## begin Task data

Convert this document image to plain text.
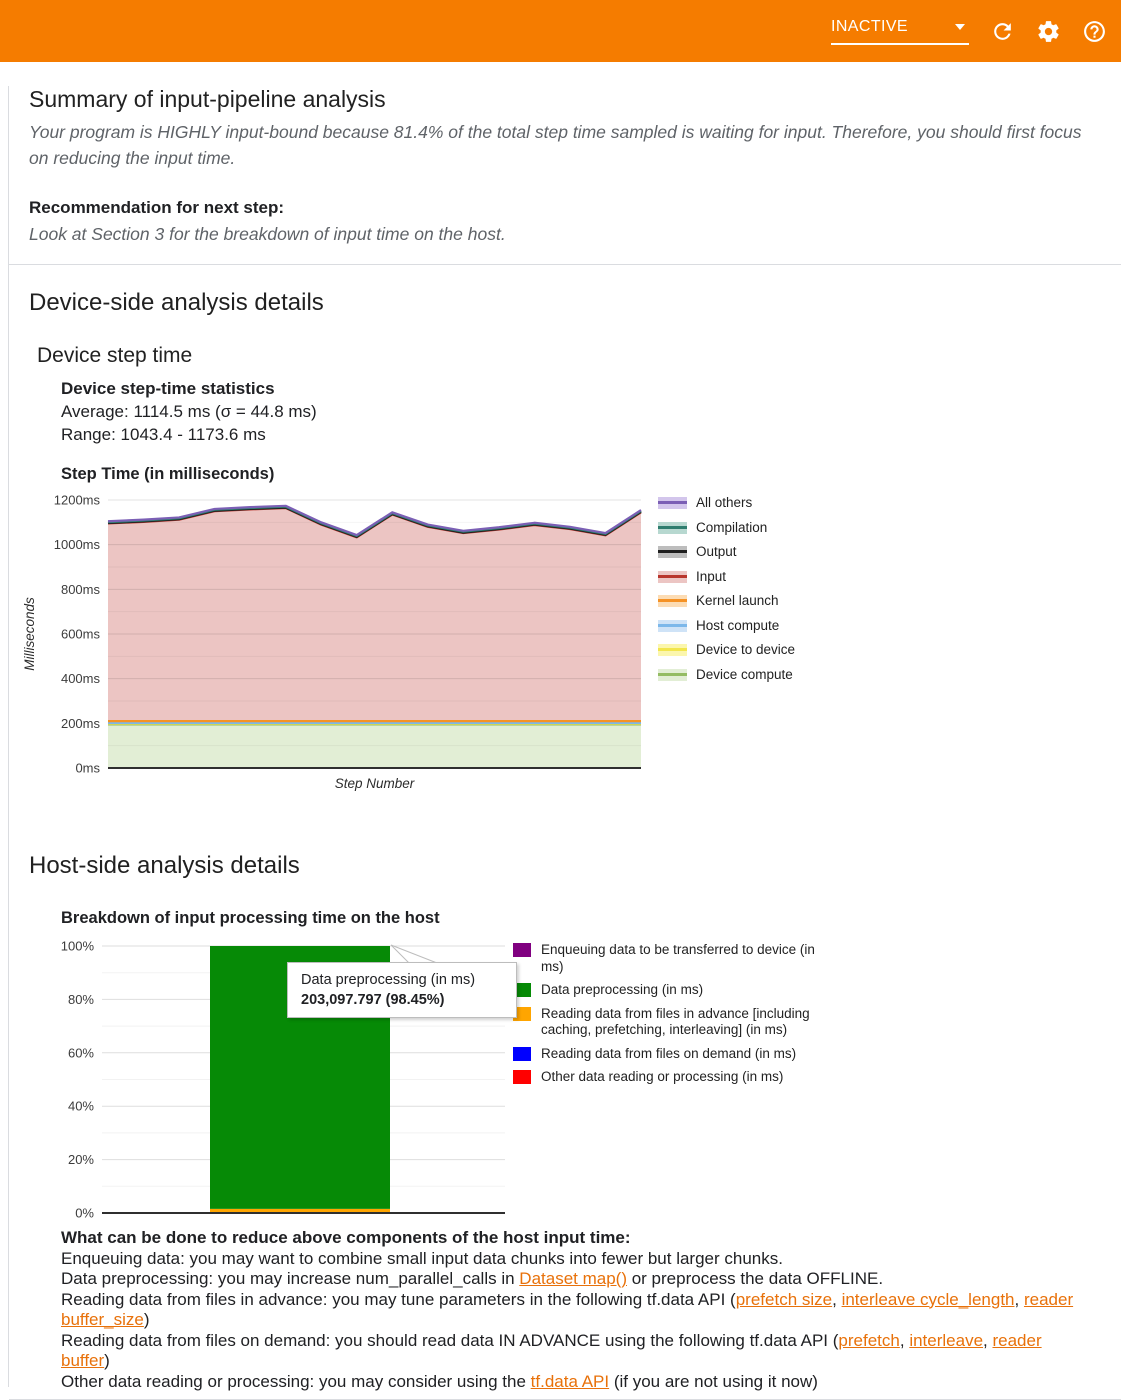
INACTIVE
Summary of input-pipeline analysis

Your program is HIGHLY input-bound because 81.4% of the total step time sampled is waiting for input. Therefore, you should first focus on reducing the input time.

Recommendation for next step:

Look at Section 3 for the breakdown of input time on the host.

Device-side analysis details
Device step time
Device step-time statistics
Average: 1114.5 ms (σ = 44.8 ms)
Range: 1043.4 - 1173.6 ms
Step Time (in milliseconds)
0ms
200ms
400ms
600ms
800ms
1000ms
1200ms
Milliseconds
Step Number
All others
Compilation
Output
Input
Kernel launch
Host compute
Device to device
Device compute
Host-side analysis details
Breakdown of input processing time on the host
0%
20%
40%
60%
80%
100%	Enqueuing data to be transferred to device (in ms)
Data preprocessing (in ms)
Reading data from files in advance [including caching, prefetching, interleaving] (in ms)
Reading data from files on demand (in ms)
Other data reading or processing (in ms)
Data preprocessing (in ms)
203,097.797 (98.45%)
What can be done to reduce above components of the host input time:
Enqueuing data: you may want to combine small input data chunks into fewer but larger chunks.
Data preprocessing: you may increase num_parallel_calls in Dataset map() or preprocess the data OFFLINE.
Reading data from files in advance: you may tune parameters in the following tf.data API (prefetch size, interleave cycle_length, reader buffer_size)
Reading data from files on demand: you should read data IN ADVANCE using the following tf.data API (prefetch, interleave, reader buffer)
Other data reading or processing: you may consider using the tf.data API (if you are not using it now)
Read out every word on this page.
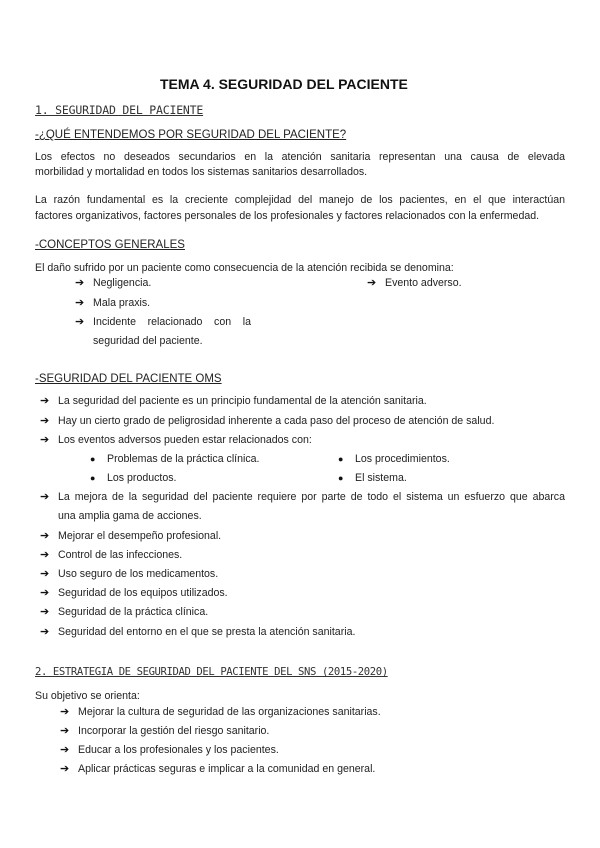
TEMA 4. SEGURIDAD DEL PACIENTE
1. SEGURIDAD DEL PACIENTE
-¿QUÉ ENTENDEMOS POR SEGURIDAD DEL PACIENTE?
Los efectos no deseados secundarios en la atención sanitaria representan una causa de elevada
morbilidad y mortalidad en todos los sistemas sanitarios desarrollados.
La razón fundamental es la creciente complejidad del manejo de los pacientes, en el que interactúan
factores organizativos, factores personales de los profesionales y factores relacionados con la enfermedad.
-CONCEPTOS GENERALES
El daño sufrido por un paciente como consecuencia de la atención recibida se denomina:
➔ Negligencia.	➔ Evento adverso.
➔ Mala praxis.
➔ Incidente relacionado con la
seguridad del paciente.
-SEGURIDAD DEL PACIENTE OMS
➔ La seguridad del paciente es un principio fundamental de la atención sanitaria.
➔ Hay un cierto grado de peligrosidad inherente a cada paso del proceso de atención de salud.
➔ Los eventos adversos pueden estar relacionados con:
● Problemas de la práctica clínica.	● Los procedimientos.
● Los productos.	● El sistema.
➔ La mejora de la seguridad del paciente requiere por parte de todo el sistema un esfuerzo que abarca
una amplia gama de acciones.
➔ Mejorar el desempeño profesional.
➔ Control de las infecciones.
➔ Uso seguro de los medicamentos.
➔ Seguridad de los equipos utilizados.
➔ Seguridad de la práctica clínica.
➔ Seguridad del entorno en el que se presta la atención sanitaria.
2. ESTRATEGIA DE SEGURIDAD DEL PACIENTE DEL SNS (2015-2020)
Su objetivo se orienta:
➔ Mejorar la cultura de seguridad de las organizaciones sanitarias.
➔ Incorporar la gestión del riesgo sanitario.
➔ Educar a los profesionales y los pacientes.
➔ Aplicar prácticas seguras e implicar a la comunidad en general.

## end Task data

_Written task:_
All of the records need repeating exactly, except for the pictures.

_Output of the task:_
Convert this document image to plain text.
INACTIVE
Summary of input-pipeline analysis

Your program is HIGHLY input-bound because 81.4% of the total step time sampled is waiting for input. Therefore, you should first focus on reducing the input time.

Recommendation for next step:

Look at Section 3 for the breakdown of input time on the host.

Device-side analysis details
Device step time
Device step-time statistics
Average: 1114.5 ms (σ = 44.8 ms)
Range: 1043.4 - 1173.6 ms
Step Time (in milliseconds)
0ms
200ms
400ms
600ms
800ms
1000ms
1200ms
Milliseconds
Step Number
All others
Compilation
Output
Input
Kernel launch
Host compute
Device to device
Device compute
Host-side analysis details
Breakdown of input processing time on the host
0%
20%
40%
60%
80%
100%	Enqueuing data to be transferred to device (in ms)
Data preprocessing (in ms)
Reading data from files in advance [including caching, prefetching, interleaving] (in ms)
Reading data from files on demand (in ms)
Other data reading or processing (in ms)
Data preprocessing (in ms)
203,097.797 (98.45%)
What can be done to reduce above components of the host input time:
Enqueuing data: you may want to combine small input data chunks into fewer but larger chunks.
Data preprocessing: you may increase num_parallel_calls in Dataset map() or preprocess the data OFFLINE.
Reading data from files in advance: you may tune parameters in the following tf.data API (prefetch size, interleave cycle_length, reader buffer_size)
Reading data from files on demand: you should read data IN ADVANCE using the following tf.data API (prefetch, interleave, reader buffer)
Other data reading or processing: you may consider using the tf.data API (if you are not using it now)
Read out every word on this page.
TEMA 4. SEGURIDAD DEL PACIENTE
1. SEGURIDAD DEL PACIENTE
-¿QUÉ ENTENDEMOS POR SEGURIDAD DEL PACIENTE?
Los efectos no deseados secundarios en la atención sanitaria representan una causa de elevada
morbilidad y mortalidad en todos los sistemas sanitarios desarrollados.
La razón fundamental es la creciente complejidad del manejo de los pacientes, en el que interactúan
factores organizativos, factores personales de los profesionales y factores relacionados con la enfermedad.
-CONCEPTOS GENERALES
El daño sufrido por un paciente como consecuencia de la atención recibida se denomina:
➔ Negligencia.	➔ Evento adverso.
➔ Mala praxis.
➔ Incidente relacionado con la
seguridad del paciente.
-SEGURIDAD DEL PACIENTE OMS
➔ La seguridad del paciente es un principio fundamental de la atención sanitaria.
➔ Hay un cierto grado de peligrosidad inherente a cada paso del proceso de atención de salud.
➔ Los eventos adversos pueden estar relacionados con:
● Problemas de la práctica clínica.	● Los procedimientos.
● Los productos.	● El sistema.
➔ La mejora de la seguridad del paciente requiere por parte de todo el sistema un esfuerzo que abarca
una amplia gama de acciones.
➔ Mejorar el desempeño profesional.
➔ Control de las infecciones.
➔ Uso seguro de los medicamentos.
➔ Seguridad de los equipos utilizados.
➔ Seguridad de la práctica clínica.
➔ Seguridad del entorno en el que se presta la atención sanitaria.
2. ESTRATEGIA DE SEGURIDAD DEL PACIENTE DEL SNS (2015-2020)
Su objetivo se orienta:
➔ Mejorar la cultura de seguridad de las organizaciones sanitarias.
➔ Incorporar la gestión del riesgo sanitario.
➔ Educar a los profesionales y los pacientes.
➔ Aplicar prácticas seguras e implicar a la comunidad en general.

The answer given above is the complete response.